→ Exercise requirements:
Your task is to give the data again, exactly, with every line intact.

→ Supplied records:
* * * * *

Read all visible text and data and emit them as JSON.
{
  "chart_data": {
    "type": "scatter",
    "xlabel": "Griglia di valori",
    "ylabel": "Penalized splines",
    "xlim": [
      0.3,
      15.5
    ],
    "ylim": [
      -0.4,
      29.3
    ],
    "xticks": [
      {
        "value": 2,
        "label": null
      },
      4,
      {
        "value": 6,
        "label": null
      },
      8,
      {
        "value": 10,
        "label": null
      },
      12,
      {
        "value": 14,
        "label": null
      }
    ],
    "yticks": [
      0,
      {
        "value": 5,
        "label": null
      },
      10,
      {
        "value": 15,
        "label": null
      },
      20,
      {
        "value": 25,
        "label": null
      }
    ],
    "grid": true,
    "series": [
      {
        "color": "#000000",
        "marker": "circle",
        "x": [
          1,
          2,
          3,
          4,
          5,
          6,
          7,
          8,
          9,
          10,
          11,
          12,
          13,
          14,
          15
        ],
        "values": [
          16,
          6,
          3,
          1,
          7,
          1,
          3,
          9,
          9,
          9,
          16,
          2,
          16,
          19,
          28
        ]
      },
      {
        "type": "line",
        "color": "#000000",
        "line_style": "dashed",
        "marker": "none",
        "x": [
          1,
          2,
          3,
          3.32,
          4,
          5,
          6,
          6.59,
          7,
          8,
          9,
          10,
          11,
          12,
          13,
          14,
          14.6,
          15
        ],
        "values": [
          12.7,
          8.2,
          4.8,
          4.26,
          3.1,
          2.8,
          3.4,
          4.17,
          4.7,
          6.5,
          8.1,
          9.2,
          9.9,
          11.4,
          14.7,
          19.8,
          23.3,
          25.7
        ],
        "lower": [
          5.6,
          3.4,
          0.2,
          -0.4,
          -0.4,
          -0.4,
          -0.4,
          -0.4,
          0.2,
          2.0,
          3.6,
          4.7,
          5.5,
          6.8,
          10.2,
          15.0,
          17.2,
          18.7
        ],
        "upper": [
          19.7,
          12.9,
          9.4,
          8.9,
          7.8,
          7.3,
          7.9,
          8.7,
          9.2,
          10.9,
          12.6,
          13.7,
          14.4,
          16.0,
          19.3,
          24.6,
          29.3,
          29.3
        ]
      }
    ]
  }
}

* * * * *

→ Expected output:
Read all visible text and data and emit them as JSON.
{
  "chart_data": {
    "type": "scatter",
    "xlabel": "Griglia di valori",
    "ylabel": "Penalized splines",
    "xlim": [
      0.3,
      15.5
    ],
    "ylim": [
      -0.4,
      29.3
    ],
    "xticks": [
      {
        "value": 2,
        "label": null
      },
      4,
      {
        "value": 6,
        "label": null
      },
      8,
      {
        "value": 10,
        "label": null
      },
      12,
      {
        "value": 14,
        "label": null
      }
    ],
    "yticks": [
      0,
      {
        "value": 5,
        "label": null
      },
      10,
      {
        "value": 15,
        "label": null
      },
      20,
      {
        "value": 25,
        "label": null
      }
    ],
    "grid": true,
    "series": [
      {
        "color": "#000000",
        "marker": "circle",
        "x": [
          1,
          2,
          3,
          4,
          5,
          6,
          7,
          8,
          9,
          10,
          11,
          12,
          13,
          14,
          15
        ],
        "values": [
          16,
          6,
          3,
          1,
          7,
          1,
          3,
          9,
          9,
          9,
          16,
          2,
          16,
          19,
          28
        ]
      },
      {
        "type": "line",
        "color": "#000000",
        "line_style": "dashed",
        "marker": "none",
        "x": [
          1,
          2,
          3,
          3.32,
          4,
          5,
          6,
          6.59,
          7,
          8,
          9,
          10,
          11,
          12,
          13,
          14,
          14.6,
          15
        ],
        "values": [
          12.7,
          8.2,
          4.8,
          4.26,
          3.1,
          2.8,
          3.4,
          4.17,
          4.7,
          6.5,
          8.1,
          9.2,
          9.9,
          11.4,
          14.7,
          19.8,
          23.3,
          25.7
        ],
        "lower": [
          5.6,
          3.4,
          0.2,
          -0.4,
          -0.4,
          -0.4,
          -0.4,
          -0.4,
          0.2,
          2.0,
          3.6,
          4.7,
          5.5,
          6.8,
          10.2,
          15.0,
          17.2,
          18.7
        ],
        "upper": [
          19.7,
          12.9,
          9.4,
          8.9,
          7.8,
          7.3,
          7.9,
          8.7,
          9.2,
          10.9,
          12.6,
          13.7,
          14.4,
          16.0,
          19.3,
          24.6,
          29.3,
          29.3
        ]
      }
    ]
  }
}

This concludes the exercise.